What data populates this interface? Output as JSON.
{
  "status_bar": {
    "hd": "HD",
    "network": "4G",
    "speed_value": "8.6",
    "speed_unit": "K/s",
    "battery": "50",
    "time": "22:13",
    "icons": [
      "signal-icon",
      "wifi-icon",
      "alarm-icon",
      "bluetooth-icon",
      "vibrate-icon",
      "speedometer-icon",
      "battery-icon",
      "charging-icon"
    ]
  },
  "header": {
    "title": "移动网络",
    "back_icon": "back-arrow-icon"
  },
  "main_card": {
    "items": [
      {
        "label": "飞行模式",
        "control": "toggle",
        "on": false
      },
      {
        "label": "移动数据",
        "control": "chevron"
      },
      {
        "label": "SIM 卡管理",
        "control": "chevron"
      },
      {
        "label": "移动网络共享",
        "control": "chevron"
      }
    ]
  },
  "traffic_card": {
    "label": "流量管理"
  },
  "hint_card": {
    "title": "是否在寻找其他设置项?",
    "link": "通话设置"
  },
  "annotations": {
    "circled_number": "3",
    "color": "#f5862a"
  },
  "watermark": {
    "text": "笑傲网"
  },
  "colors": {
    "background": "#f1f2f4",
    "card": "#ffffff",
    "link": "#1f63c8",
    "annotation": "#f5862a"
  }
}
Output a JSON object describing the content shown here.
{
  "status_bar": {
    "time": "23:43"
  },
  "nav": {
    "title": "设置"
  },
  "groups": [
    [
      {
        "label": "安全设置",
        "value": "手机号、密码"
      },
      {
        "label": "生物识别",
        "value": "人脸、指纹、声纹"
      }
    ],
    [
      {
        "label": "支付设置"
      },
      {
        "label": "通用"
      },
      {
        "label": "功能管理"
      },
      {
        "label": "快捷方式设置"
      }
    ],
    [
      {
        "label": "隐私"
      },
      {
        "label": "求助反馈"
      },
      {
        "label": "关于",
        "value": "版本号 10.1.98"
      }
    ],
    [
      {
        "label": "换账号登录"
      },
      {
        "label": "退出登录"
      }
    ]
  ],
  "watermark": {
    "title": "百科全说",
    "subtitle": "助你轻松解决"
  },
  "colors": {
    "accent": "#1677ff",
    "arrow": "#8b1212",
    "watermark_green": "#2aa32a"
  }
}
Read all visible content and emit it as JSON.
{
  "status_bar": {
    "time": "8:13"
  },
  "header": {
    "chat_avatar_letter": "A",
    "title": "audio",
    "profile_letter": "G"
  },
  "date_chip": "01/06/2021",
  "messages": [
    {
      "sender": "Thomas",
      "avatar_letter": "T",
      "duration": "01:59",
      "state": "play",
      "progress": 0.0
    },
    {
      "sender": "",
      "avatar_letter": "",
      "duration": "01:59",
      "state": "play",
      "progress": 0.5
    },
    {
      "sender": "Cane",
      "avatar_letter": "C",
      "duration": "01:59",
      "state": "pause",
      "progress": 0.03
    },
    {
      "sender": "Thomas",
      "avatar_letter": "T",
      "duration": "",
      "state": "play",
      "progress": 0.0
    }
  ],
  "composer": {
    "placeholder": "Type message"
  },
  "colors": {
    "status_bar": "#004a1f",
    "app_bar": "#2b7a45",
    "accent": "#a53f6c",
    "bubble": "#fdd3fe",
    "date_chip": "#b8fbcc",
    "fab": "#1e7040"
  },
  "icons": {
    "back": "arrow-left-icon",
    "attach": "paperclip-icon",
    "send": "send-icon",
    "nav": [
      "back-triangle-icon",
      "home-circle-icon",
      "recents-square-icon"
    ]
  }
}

....................

**WHAT TO PRODUCE**
Identify and copy all lines with the word "arrow".

**OUTPUT**
    "back_icon": "back-arrow-icon"
    "arrow": "#8b1212",
    "back": "arrow-left-icon",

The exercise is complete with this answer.